-------- DATA FOR THE TASK --------

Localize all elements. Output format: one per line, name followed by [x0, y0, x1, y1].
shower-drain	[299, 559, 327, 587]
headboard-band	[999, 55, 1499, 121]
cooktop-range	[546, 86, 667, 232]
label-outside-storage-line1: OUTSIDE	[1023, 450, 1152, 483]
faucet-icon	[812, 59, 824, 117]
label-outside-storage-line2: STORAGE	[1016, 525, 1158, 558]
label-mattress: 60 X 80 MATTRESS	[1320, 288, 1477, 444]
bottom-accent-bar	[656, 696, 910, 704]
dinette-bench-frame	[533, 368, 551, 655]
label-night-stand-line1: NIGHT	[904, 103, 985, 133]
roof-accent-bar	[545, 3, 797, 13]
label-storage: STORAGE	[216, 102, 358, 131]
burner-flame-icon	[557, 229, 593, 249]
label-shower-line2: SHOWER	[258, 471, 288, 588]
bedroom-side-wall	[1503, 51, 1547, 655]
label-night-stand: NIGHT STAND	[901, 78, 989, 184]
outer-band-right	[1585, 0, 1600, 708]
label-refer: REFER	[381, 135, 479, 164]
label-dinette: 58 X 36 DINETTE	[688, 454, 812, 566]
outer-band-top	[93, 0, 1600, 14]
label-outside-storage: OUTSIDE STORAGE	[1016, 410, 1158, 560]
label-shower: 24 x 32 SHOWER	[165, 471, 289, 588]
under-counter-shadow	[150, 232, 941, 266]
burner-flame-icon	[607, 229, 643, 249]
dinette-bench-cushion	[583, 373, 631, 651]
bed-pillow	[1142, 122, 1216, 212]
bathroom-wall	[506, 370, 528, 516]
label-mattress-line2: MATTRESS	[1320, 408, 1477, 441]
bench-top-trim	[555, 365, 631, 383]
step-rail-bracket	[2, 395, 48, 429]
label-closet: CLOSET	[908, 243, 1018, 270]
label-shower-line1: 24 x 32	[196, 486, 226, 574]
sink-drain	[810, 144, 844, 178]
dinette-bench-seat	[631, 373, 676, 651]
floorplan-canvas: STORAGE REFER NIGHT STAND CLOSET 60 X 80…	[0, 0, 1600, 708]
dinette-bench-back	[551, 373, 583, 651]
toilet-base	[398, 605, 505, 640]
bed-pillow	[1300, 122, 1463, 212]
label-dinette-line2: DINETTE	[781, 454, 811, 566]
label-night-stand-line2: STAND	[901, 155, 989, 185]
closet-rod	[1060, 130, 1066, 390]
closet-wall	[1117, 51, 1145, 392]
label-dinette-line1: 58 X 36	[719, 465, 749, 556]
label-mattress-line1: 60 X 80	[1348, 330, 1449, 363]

--------

In the lines above, change "bed-pillow" to "sleeping-pillow" wherever it occurs and give the lines again with nothing else altered.

Localize all elements. Output format: one per line, name followed by [x0, y0, x1, y1].
shower-drain	[299, 559, 327, 587]
headboard-band	[999, 55, 1499, 121]
cooktop-range	[546, 86, 667, 232]
label-outside-storage-line1: OUTSIDE	[1023, 450, 1152, 483]
faucet-icon	[812, 59, 824, 117]
label-outside-storage-line2: STORAGE	[1016, 525, 1158, 558]
label-mattress: 60 X 80 MATTRESS	[1320, 288, 1477, 444]
bottom-accent-bar	[656, 696, 910, 704]
dinette-bench-frame	[533, 368, 551, 655]
label-night-stand-line1: NIGHT	[904, 103, 985, 133]
roof-accent-bar	[545, 3, 797, 13]
label-storage: STORAGE	[216, 102, 358, 131]
burner-flame-icon	[557, 229, 593, 249]
label-shower-line2: SHOWER	[258, 471, 288, 588]
bedroom-side-wall	[1503, 51, 1547, 655]
label-night-stand: NIGHT STAND	[901, 78, 989, 184]
outer-band-right	[1585, 0, 1600, 708]
label-refer: REFER	[381, 135, 479, 164]
label-dinette: 58 X 36 DINETTE	[688, 454, 812, 566]
outer-band-top	[93, 0, 1600, 14]
label-outside-storage: OUTSIDE STORAGE	[1016, 410, 1158, 560]
label-shower: 24 x 32 SHOWER	[165, 471, 289, 588]
under-counter-shadow	[150, 232, 941, 266]
burner-flame-icon	[607, 229, 643, 249]
dinette-bench-cushion	[583, 373, 631, 651]
sleeping-pillow	[1142, 122, 1216, 212]
bathroom-wall	[506, 370, 528, 516]
label-mattress-line2: MATTRESS	[1320, 408, 1477, 441]
bench-top-trim	[555, 365, 631, 383]
step-rail-bracket	[2, 395, 48, 429]
label-closet: CLOSET	[908, 243, 1018, 270]
label-shower-line1: 24 x 32	[196, 486, 226, 574]
sink-drain	[810, 144, 844, 178]
dinette-bench-seat	[631, 373, 676, 651]
floorplan-canvas: STORAGE REFER NIGHT STAND CLOSET 60 X 80…	[0, 0, 1600, 708]
dinette-bench-back	[551, 373, 583, 651]
toilet-base	[398, 605, 505, 640]
sleeping-pillow	[1300, 122, 1463, 212]
label-dinette-line2: DINETTE	[781, 454, 811, 566]
label-night-stand-line2: STAND	[901, 155, 989, 185]
closet-rod	[1060, 130, 1066, 390]
closet-wall	[1117, 51, 1145, 392]
label-dinette-line1: 58 X 36	[719, 465, 749, 556]
label-mattress-line1: 60 X 80	[1348, 330, 1449, 363]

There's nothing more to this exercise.